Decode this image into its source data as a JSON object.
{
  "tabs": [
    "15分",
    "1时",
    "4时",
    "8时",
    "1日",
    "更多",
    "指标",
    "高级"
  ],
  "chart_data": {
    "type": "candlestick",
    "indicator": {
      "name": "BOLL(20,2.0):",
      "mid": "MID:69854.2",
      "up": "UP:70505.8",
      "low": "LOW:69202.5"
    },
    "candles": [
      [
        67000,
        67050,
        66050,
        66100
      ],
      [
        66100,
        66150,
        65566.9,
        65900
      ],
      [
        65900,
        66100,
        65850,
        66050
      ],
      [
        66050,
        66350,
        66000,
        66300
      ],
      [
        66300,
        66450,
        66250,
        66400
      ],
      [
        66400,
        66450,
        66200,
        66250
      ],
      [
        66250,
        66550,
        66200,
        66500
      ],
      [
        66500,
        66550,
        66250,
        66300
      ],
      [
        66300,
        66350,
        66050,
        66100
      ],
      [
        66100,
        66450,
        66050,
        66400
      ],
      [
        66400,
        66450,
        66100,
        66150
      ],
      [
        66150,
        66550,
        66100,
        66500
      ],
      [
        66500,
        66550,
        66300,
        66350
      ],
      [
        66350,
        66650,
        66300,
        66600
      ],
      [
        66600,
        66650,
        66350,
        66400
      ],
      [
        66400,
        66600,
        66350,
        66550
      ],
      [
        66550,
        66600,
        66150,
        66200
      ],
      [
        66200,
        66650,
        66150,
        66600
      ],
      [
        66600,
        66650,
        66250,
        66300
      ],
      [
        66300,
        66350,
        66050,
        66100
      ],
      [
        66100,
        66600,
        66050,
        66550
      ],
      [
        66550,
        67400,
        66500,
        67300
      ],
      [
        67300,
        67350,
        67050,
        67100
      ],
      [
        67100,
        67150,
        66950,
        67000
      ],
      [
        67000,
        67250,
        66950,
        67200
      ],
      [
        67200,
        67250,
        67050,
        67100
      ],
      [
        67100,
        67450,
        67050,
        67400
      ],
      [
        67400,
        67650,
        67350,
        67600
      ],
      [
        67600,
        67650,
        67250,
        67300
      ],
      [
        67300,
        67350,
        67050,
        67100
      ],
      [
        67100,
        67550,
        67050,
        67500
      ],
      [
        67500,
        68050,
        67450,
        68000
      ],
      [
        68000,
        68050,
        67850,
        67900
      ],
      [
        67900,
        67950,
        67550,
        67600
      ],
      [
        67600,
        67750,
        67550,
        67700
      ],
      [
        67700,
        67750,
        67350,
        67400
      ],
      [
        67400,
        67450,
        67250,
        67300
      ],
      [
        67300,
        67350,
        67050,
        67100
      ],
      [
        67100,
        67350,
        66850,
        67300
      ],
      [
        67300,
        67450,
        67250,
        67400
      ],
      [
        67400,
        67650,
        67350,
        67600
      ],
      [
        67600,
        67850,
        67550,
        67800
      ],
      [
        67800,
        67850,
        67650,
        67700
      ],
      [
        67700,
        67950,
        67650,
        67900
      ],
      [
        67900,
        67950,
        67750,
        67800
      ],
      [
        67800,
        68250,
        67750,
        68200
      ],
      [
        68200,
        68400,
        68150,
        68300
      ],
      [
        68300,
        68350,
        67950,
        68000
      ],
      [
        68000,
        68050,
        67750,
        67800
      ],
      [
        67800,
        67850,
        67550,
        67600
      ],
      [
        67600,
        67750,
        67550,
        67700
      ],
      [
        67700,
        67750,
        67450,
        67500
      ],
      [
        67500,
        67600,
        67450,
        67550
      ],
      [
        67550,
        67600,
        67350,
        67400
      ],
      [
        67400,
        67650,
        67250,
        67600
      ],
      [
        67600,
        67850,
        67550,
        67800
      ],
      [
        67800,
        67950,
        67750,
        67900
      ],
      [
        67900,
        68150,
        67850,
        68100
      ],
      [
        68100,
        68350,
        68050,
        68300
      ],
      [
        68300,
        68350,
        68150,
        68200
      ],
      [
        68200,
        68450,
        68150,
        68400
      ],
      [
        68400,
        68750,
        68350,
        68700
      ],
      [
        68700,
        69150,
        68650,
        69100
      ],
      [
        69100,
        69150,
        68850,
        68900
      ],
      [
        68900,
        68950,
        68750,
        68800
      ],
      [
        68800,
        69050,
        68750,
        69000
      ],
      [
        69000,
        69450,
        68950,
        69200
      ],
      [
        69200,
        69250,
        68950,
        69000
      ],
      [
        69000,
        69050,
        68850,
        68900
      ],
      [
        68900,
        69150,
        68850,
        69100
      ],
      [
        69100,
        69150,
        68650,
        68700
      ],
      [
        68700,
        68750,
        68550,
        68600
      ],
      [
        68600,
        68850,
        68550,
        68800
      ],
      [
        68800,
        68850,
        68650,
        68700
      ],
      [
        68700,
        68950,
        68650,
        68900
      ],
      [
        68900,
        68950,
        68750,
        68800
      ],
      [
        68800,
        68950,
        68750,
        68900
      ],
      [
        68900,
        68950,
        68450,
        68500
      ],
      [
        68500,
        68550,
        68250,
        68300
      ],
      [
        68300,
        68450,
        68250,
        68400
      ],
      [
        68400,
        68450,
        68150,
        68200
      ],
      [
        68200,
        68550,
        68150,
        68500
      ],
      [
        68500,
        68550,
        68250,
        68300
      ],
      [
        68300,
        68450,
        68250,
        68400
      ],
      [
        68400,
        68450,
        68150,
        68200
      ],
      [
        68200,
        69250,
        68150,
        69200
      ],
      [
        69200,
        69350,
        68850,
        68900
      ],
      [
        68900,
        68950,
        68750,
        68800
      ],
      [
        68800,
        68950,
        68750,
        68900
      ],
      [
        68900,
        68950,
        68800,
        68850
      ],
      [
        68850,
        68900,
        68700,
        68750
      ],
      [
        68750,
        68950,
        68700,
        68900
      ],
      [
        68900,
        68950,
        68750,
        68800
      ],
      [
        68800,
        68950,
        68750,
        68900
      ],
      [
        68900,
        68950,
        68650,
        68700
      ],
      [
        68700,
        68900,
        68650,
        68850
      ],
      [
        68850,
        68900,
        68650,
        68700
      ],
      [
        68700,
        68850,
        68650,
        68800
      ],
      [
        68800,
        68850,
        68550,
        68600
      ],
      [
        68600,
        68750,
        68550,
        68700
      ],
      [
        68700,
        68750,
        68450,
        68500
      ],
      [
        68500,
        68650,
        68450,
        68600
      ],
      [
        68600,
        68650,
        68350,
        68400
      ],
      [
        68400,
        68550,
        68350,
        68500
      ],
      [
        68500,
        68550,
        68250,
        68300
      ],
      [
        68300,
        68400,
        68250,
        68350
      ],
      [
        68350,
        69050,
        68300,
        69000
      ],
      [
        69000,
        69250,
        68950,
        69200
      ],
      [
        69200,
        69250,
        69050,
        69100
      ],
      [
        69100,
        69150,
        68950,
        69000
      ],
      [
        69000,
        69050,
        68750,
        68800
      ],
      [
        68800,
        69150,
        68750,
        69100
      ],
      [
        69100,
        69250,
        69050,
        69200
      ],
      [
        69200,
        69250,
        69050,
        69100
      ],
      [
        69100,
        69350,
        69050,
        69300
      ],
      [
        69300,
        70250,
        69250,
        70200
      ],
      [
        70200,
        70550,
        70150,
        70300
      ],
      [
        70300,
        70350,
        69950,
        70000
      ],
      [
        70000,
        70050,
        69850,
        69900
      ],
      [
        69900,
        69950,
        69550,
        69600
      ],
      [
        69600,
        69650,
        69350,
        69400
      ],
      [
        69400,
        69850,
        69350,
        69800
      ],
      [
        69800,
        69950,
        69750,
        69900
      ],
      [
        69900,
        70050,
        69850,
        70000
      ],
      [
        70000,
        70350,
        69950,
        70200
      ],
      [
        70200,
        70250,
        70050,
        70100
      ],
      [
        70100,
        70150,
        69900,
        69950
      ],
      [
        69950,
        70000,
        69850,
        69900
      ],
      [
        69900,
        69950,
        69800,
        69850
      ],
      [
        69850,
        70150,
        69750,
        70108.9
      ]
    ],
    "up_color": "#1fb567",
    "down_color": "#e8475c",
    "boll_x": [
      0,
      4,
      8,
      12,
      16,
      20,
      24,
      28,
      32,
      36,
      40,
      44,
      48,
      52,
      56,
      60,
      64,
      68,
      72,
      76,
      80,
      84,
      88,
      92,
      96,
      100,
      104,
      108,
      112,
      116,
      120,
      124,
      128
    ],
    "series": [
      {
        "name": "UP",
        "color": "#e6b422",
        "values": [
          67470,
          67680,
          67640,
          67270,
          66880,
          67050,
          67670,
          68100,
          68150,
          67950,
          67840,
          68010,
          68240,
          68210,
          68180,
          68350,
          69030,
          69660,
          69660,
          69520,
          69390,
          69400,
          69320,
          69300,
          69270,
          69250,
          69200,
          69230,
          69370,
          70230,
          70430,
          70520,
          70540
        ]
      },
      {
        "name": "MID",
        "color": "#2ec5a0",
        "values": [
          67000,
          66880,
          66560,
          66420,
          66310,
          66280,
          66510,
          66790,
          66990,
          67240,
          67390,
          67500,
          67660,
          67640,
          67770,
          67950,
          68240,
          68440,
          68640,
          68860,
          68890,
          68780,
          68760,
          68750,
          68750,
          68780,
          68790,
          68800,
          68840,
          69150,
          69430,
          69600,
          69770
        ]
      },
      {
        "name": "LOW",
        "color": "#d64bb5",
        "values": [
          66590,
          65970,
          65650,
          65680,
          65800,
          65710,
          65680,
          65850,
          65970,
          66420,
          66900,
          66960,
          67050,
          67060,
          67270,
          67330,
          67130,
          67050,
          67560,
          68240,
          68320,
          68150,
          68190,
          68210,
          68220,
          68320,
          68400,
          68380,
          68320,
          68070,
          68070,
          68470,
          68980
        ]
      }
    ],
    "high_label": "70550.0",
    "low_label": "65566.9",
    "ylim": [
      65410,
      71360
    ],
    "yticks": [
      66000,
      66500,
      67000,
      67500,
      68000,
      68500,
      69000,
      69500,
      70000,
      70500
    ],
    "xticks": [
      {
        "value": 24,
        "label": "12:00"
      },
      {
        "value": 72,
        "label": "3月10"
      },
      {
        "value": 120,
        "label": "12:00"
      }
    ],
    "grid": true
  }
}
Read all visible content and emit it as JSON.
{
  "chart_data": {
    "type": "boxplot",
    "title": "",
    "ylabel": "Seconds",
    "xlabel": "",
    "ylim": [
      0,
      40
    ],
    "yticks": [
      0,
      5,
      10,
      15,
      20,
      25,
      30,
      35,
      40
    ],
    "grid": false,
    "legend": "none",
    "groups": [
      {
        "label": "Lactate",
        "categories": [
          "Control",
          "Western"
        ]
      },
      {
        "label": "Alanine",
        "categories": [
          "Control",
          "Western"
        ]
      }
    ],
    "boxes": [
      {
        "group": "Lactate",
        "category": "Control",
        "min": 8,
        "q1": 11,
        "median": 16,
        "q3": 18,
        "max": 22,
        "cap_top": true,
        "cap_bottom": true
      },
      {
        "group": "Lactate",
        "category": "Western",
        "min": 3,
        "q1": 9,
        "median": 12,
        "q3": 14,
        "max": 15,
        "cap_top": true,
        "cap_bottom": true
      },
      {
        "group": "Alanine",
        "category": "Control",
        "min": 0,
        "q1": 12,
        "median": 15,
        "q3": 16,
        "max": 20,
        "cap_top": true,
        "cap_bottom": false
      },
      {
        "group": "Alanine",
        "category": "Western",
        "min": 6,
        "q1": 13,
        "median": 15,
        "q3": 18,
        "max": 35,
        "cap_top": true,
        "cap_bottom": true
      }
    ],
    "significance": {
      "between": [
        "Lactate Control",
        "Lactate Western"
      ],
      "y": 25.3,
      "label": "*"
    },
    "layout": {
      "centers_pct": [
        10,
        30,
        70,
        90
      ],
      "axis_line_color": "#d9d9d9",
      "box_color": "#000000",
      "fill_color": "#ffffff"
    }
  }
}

— Task requirements —
List the lines that contain the word "Lactate".

— Reply —
        "label": "Lactate",
        "group": "Lactate",
        "group": "Lactate",
        "Lactate Control",
        "Lactate Western"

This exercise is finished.